(Dataset items)

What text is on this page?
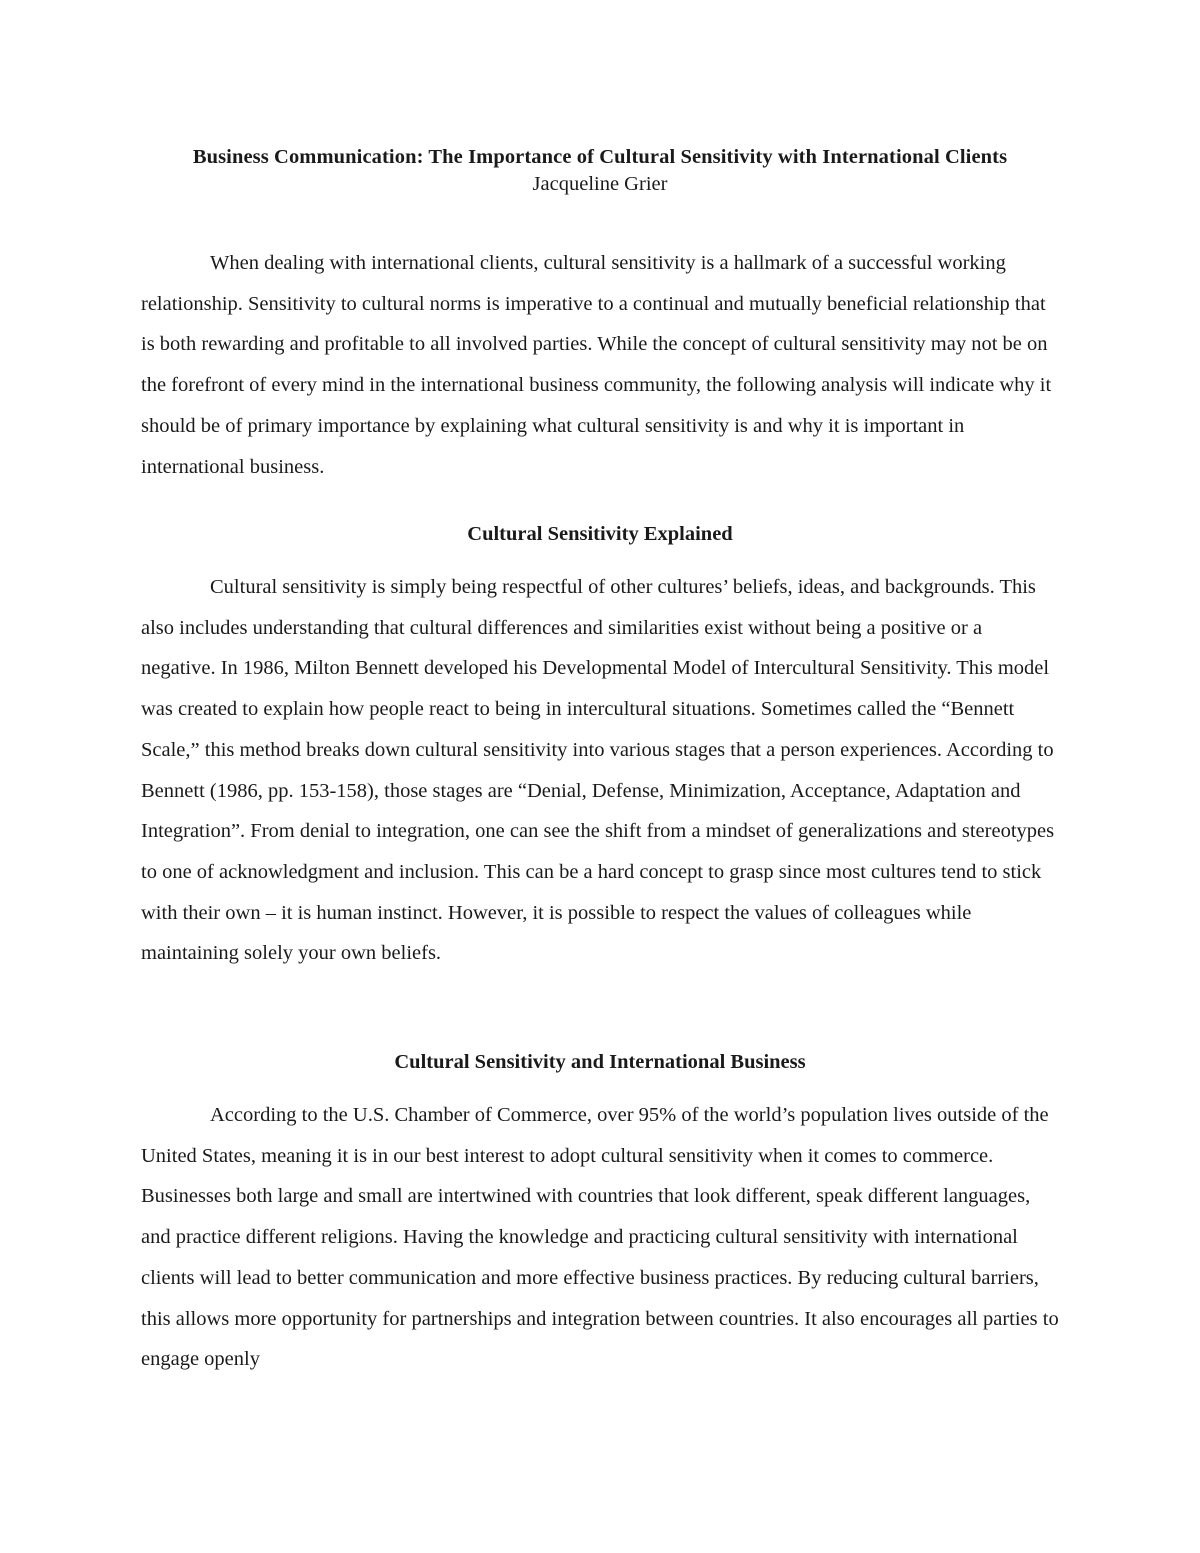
Business Communication: The Importance of Cultural Sensitivity with International Clients

Jacqueline Grier

When dealing with international clients, cultural sensitivity is a hallmark of a successful working relationship. Sensitivity to cultural norms is imperative to a continual and mutually beneficial relationship that is both rewarding and profitable to all involved parties. While the concept of cultural sensitivity may not be on the forefront of every mind in the international business community, the following analysis will indicate why it should be of primary importance by explaining what cultural sensitivity is and why it is important in international business.

Cultural Sensitivity Explained

Cultural sensitivity is simply being respectful of other cultures’ beliefs, ideas, and backgrounds. This also includes understanding that cultural differences and similarities exist without being a positive or a negative. In 1986, Milton Bennett developed his Developmental Model of Intercultural Sensitivity. This model was created to explain how people react to being in intercultural situations. Sometimes called the “Bennett Scale,” this method breaks down cultural sensitivity into various stages that a person experiences. According to Bennett (1986, pp. 153-158), those stages are “Denial, Defense, Minimization, Acceptance, Adaptation and Integration”. From denial to integration, one can see the shift from a mindset of generalizations and stereotypes to one of acknowledgment and inclusion. This can be a hard concept to grasp since most cultures tend to stick with their own – it is human instinct. However, it is possible to respect the values of colleagues while maintaining solely your own beliefs.

Cultural Sensitivity and International Business

According to the U.S. Chamber of Commerce, over 95% of the world’s population lives outside of the United States, meaning it is in our best interest to adopt cultural sensitivity when it comes to commerce. Businesses both large and small are intertwined with countries that look different, speak different languages, and practice different religions. Having the knowledge and practicing cultural sensitivity with international clients will lead to better communication and more effective business practices. By reducing cultural barriers, this allows more opportunity for partnerships and integration between countries. It also encourages all parties to engage openly
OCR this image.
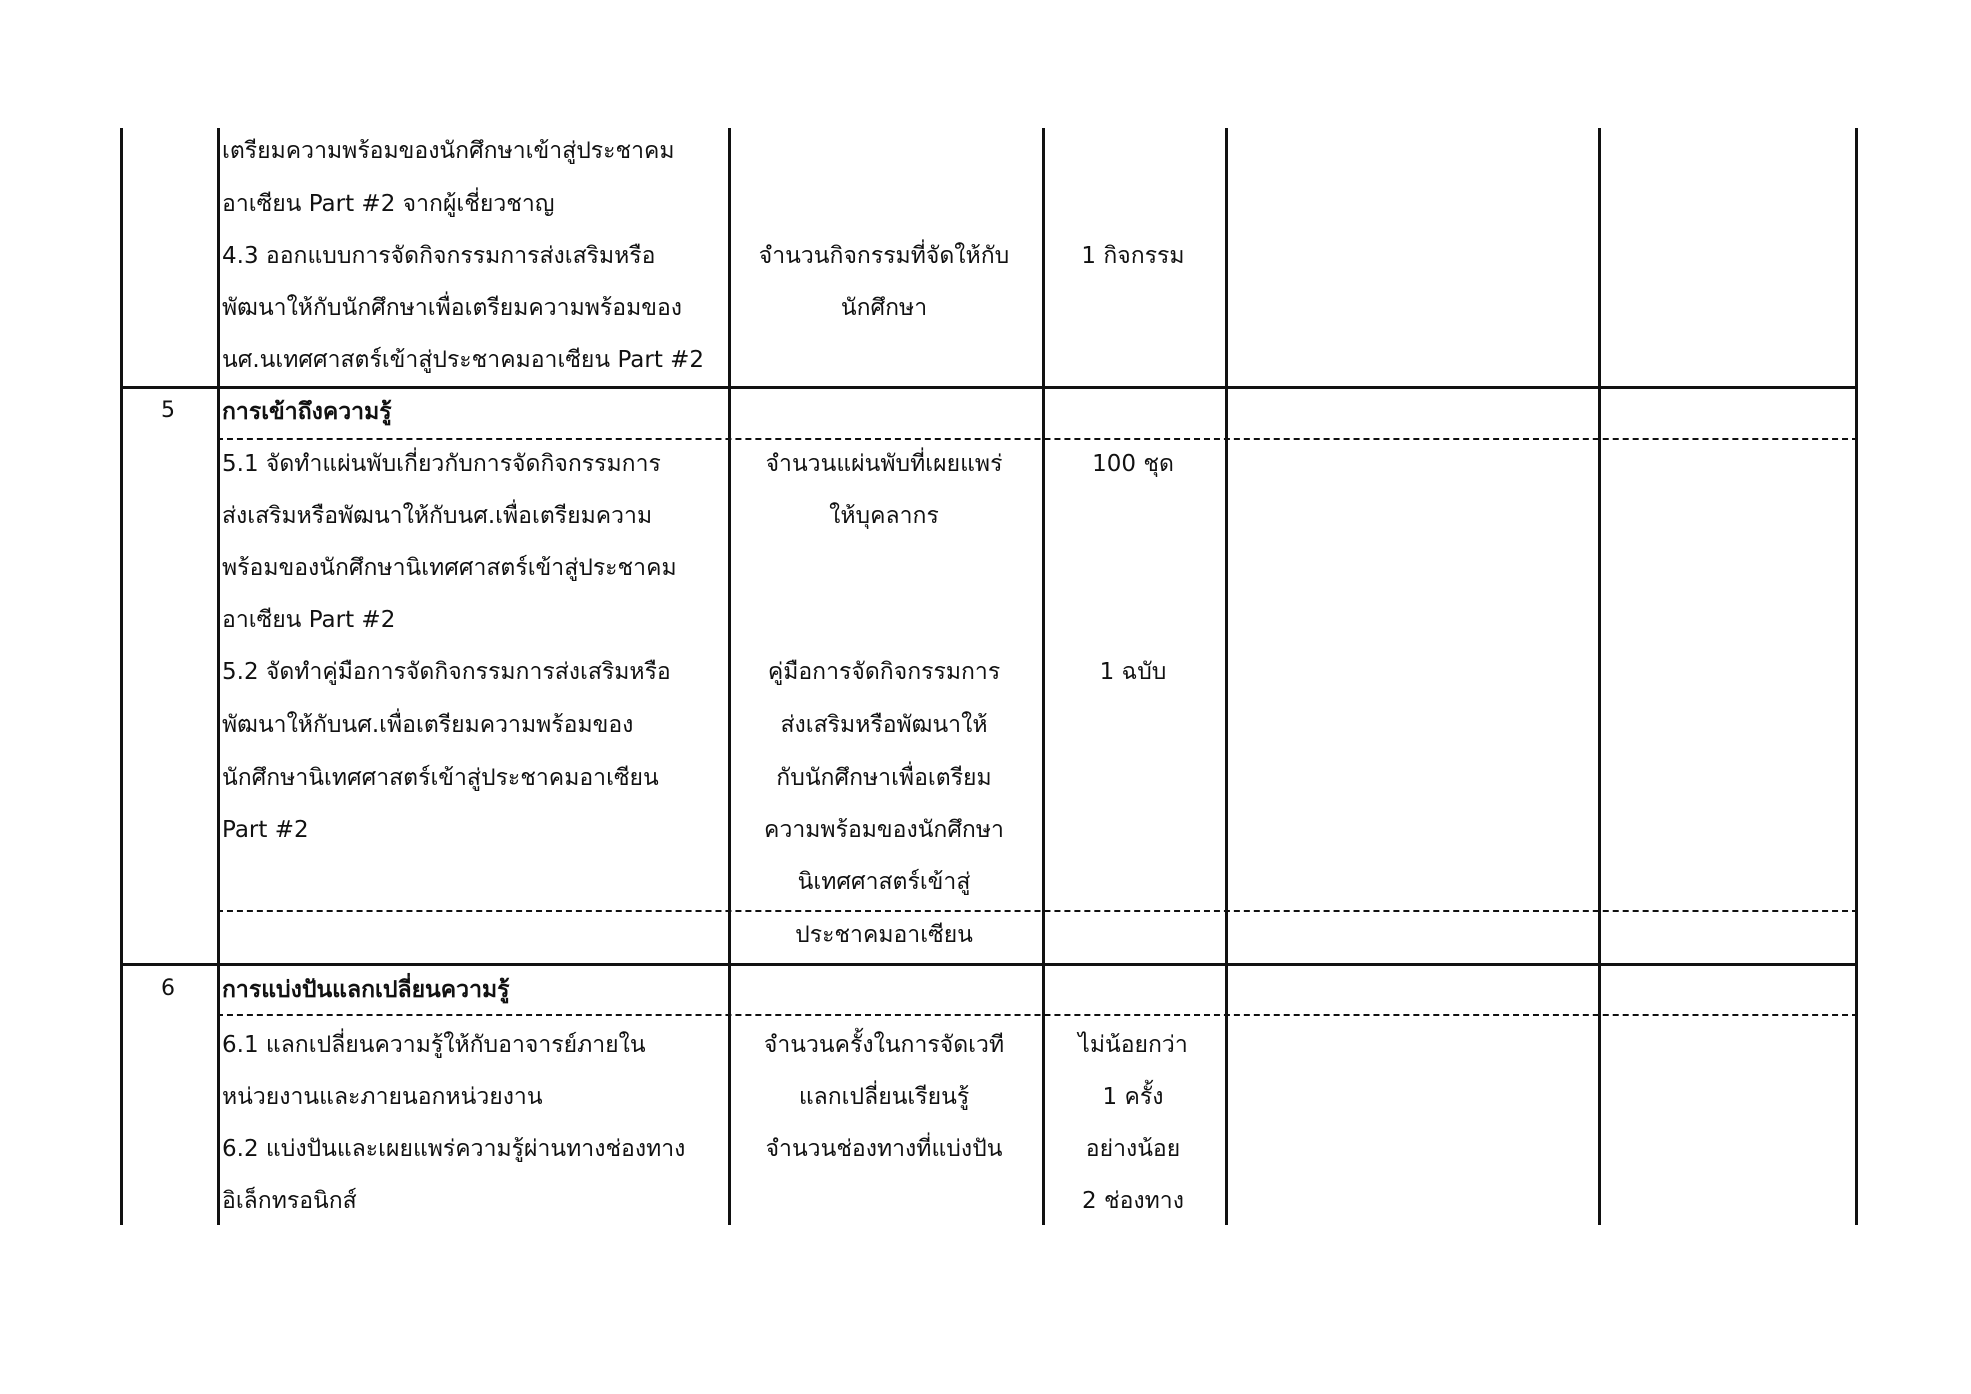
เตรียมความพร้อมของนักศึกษาเข้าสู่ประชาคม
อาเซียน Part #2 จากผู้เชี่ยวชาญ
4.3 ออกแบบการจัดกิจกรรมการส่งเสริมหรือ
พัฒนาให้กับนักศึกษาเพื่อเตรียมความพร้อมของ
นศ.นเทศศาสตร์เข้าสู่ประชาคมอาเซียน Part #2
จำนวนกิจกรรมที่จัดให้กับ
นักศึกษา
1 กิจกรรม
5 การเข้าถึงความรู้
5.1 จัดทำแผ่นพับเกี่ยวกับการจัดกิจกรรมการ
ส่งเสริมหรือพัฒนาให้กับนศ.เพื่อเตรียมความ
พร้อมของนักศึกษานิเทศศาสตร์เข้าสู่ประชาคม
อาเซียน Part #2
5.2 จัดทำคู่มือการจัดกิจกรรมการส่งเสริมหรือ
พัฒนาให้กับนศ.เพื่อเตรียมความพร้อมของ
นักศึกษานิเทศศาสตร์เข้าสู่ประชาคมอาเซียน
Part #2
จำนวนแผ่นพับที่เผยแพร่
ให้บุคลากร
คู่มือการจัดกิจกรรมการ
ส่งเสริมหรือพัฒนาให้
กับนักศึกษาเพื่อเตรียม
ความพร้อมของนักศึกษา
นิเทศศาสตร์เข้าสู่
ประชาคมอาเซียน
100 ชุด
1 ฉบับ
6 การแบ่งปันแลกเปลี่ยนความรู้
6.1 แลกเปลี่ยนความรู้ให้กับอาจารย์ภายใน
หน่วยงานและภายนอกหน่วยงาน
6.2 แบ่งปันและเผยแพร่ความรู้ผ่านทางช่องทาง
อิเล็กทรอนิกส์
จำนวนครั้งในการจัดเวที
แลกเปลี่ยนเรียนรู้
จำนวนช่องทางที่แบ่งปัน
ไม่น้อยกว่า
1 ครั้ง
อย่างน้อย
2 ช่องทาง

AIM:
Can you quote exactly, and only, the lines from the one containing "OCR this image." through the last line of the records above, keeping both ends and leaving out any pictures?

COMPLETE ANSWER:
OCR this image.
เตรียมความพร้อมของนักศึกษาเข้าสู่ประชาคม
อาเซียน Part #2 จากผู้เชี่ยวชาญ
4.3 ออกแบบการจัดกิจกรรมการส่งเสริมหรือ
พัฒนาให้กับนักศึกษาเพื่อเตรียมความพร้อมของ
นศ.นเทศศาสตร์เข้าสู่ประชาคมอาเซียน Part #2
จำนวนกิจกรรมที่จัดให้กับ
นักศึกษา
1 กิจกรรม
5 การเข้าถึงความรู้
5.1 จัดทำแผ่นพับเกี่ยวกับการจัดกิจกรรมการ
ส่งเสริมหรือพัฒนาให้กับนศ.เพื่อเตรียมความ
พร้อมของนักศึกษานิเทศศาสตร์เข้าสู่ประชาคม
อาเซียน Part #2
5.2 จัดทำคู่มือการจัดกิจกรรมการส่งเสริมหรือ
พัฒนาให้กับนศ.เพื่อเตรียมความพร้อมของ
นักศึกษานิเทศศาสตร์เข้าสู่ประชาคมอาเซียน
Part #2
จำนวนแผ่นพับที่เผยแพร่
ให้บุคลากร
คู่มือการจัดกิจกรรมการ
ส่งเสริมหรือพัฒนาให้
กับนักศึกษาเพื่อเตรียม
ความพร้อมของนักศึกษา
นิเทศศาสตร์เข้าสู่
ประชาคมอาเซียน
100 ชุด
1 ฉบับ
6 การแบ่งปันแลกเปลี่ยนความรู้
6.1 แลกเปลี่ยนความรู้ให้กับอาจารย์ภายใน
หน่วยงานและภายนอกหน่วยงาน
6.2 แบ่งปันและเผยแพร่ความรู้ผ่านทางช่องทาง
อิเล็กทรอนิกส์
จำนวนครั้งในการจัดเวที
แลกเปลี่ยนเรียนรู้
จำนวนช่องทางที่แบ่งปัน
ไม่น้อยกว่า
1 ครั้ง
อย่างน้อย
2 ช่องทาง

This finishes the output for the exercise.